>> start

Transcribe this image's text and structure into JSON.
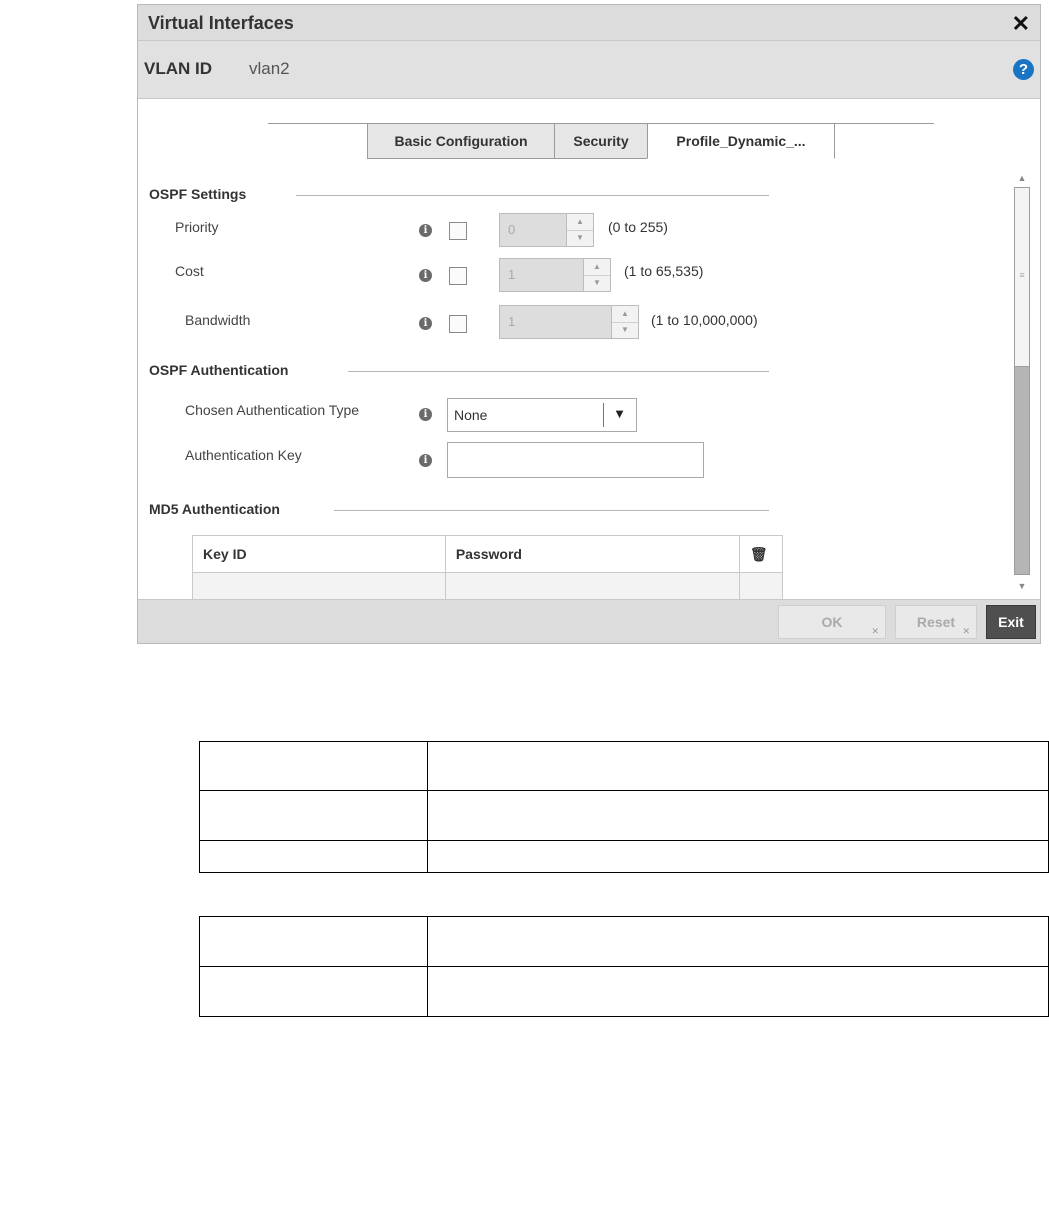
{
  "dialog": {
    "title": "Virtual Interfaces",
    "close_glyph": "✕",
    "vlan_label": "VLAN ID",
    "vlan_value": "vlan2",
    "help_glyph": "?"
  },
  "tabs": [
    {
      "label": "Basic Configuration"
    },
    {
      "label": "Security"
    },
    {
      "label": "Profile_Dynamic_..."
    }
  ],
  "ospf_settings": {
    "title": "OSPF Settings",
    "fields": [
      {
        "label": "Priority",
        "value": "0",
        "range": "(0 to 255)"
      },
      {
        "label": "Cost",
        "value": "1",
        "range": "(1 to 65,535)"
      },
      {
        "label": "Bandwidth",
        "value": "1",
        "range": "(1 to 10,000,000)"
      }
    ]
  },
  "ospf_auth": {
    "title": "OSPF Authentication",
    "type_label": "Chosen Authentication Type",
    "type_value": "None",
    "key_label": "Authentication Key",
    "key_value": ""
  },
  "md5_auth": {
    "title": "MD5 Authentication",
    "columns": [
      "Key ID",
      "Password"
    ]
  },
  "footer": {
    "ok_label": "OK",
    "reset_label": "Reset",
    "exit_label": "Exit"
  },
  "icons": {
    "info": "i",
    "trash": "🗑",
    "select_arrow": "▼",
    "spin_up": "▲",
    "spin_down": "▼"
  }
}
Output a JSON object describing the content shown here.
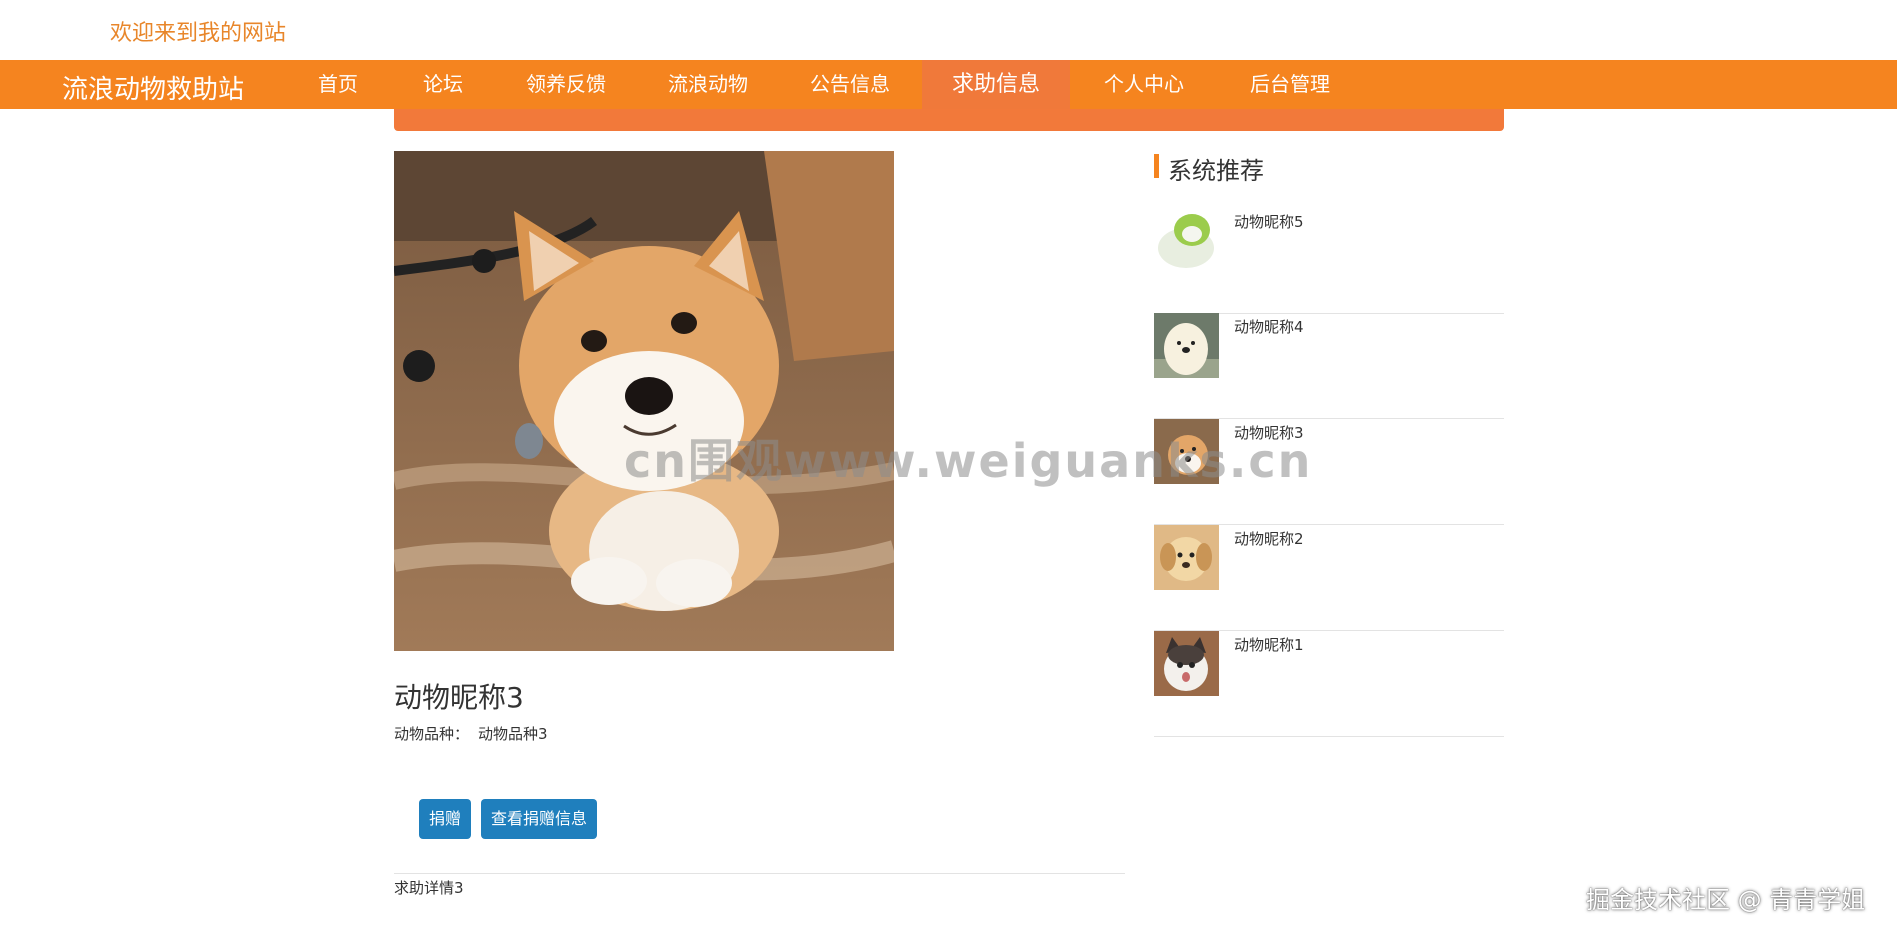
{
  "header": {
    "welcome": "欢迎来到我的网站"
  },
  "nav": {
    "brand": "流浪动物救助站",
    "items": [
      {
        "label": "首页"
      },
      {
        "label": "论坛"
      },
      {
        "label": "领养反馈"
      },
      {
        "label": "流浪动物"
      },
      {
        "label": "公告信息"
      },
      {
        "label": "求助信息",
        "active": true
      },
      {
        "label": "个人中心"
      },
      {
        "label": "后台管理"
      }
    ]
  },
  "detail": {
    "title": "动物昵称3",
    "breed_label": "动物品种：",
    "breed_value": "动物品种3",
    "buttons": {
      "donate": "捐赠",
      "view_donations": "查看捐赠信息"
    },
    "help_detail": "求助详情3"
  },
  "sidebar": {
    "heading": "系统推荐",
    "items": [
      {
        "name": "动物昵称5"
      },
      {
        "name": "动物昵称4"
      },
      {
        "name": "动物昵称3"
      },
      {
        "name": "动物昵称2"
      },
      {
        "name": "动物昵称1"
      }
    ]
  },
  "overlay": {
    "watermark": "cn围观www.weiguanks.cn",
    "credit": "掘金技术社区 @ 青青学姐"
  },
  "colors": {
    "nav_bg": "#f5841f",
    "nav_active": "#f0793a",
    "button": "#1f7fbd",
    "welcome": "#e8862a"
  }
}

>> end

_Aim_
Transcribe the listing in full and omit the pictures.

_Worked solution_
Transcribe this image's text and structure into JSON.
{
  "dialog": {
    "title": "Virtual Interfaces",
    "close_glyph": "✕",
    "vlan_label": "VLAN ID",
    "vlan_value": "vlan2",
    "help_glyph": "?"
  },
  "tabs": [
    {
      "label": "Basic Configuration"
    },
    {
      "label": "Security"
    },
    {
      "label": "Profile_Dynamic_..."
    }
  ],
  "ospf_settings": {
    "title": "OSPF Settings",
    "fields": [
      {
        "label": "Priority",
        "value": "0",
        "range": "(0 to 255)"
      },
      {
        "label": "Cost",
        "value": "1",
        "range": "(1 to 65,535)"
      },
      {
        "label": "Bandwidth",
        "value": "1",
        "range": "(1 to 10,000,000)"
      }
    ]
  },
  "ospf_auth": {
    "title": "OSPF Authentication",
    "type_label": "Chosen Authentication Type",
    "type_value": "None",
    "key_label": "Authentication Key",
    "key_value": ""
  },
  "md5_auth": {
    "title": "MD5 Authentication",
    "columns": [
      "Key ID",
      "Password"
    ]
  },
  "footer": {
    "ok_label": "OK",
    "reset_label": "Reset",
    "exit_label": "Exit"
  },
  "icons": {
    "info": "i",
    "trash": "🗑",
    "select_arrow": "▼",
    "spin_up": "▲",
    "spin_down": "▼"
  }
}
Output a JSON object describing the content shown here.
{
  "header": {
    "welcome": "欢迎来到我的网站"
  },
  "nav": {
    "brand": "流浪动物救助站",
    "items": [
      {
        "label": "首页"
      },
      {
        "label": "论坛"
      },
      {
        "label": "领养反馈"
      },
      {
        "label": "流浪动物"
      },
      {
        "label": "公告信息"
      },
      {
        "label": "求助信息",
        "active": true
      },
      {
        "label": "个人中心"
      },
      {
        "label": "后台管理"
      }
    ]
  },
  "detail": {
    "title": "动物昵称3",
    "breed_label": "动物品种：",
    "breed_value": "动物品种3",
    "buttons": {
      "donate": "捐赠",
      "view_donations": "查看捐赠信息"
    },
    "help_detail": "求助详情3"
  },
  "sidebar": {
    "heading": "系统推荐",
    "items": [
      {
        "name": "动物昵称5"
      },
      {
        "name": "动物昵称4"
      },
      {
        "name": "动物昵称3"
      },
      {
        "name": "动物昵称2"
      },
      {
        "name": "动物昵称1"
      }
    ]
  },
  "overlay": {
    "watermark": "cn围观www.weiguanks.cn",
    "credit": "掘金技术社区 @ 青青学姐"
  },
  "colors": {
    "nav_bg": "#f5841f",
    "nav_active": "#f0793a",
    "button": "#1f7fbd",
    "welcome": "#e8862a"
  }
}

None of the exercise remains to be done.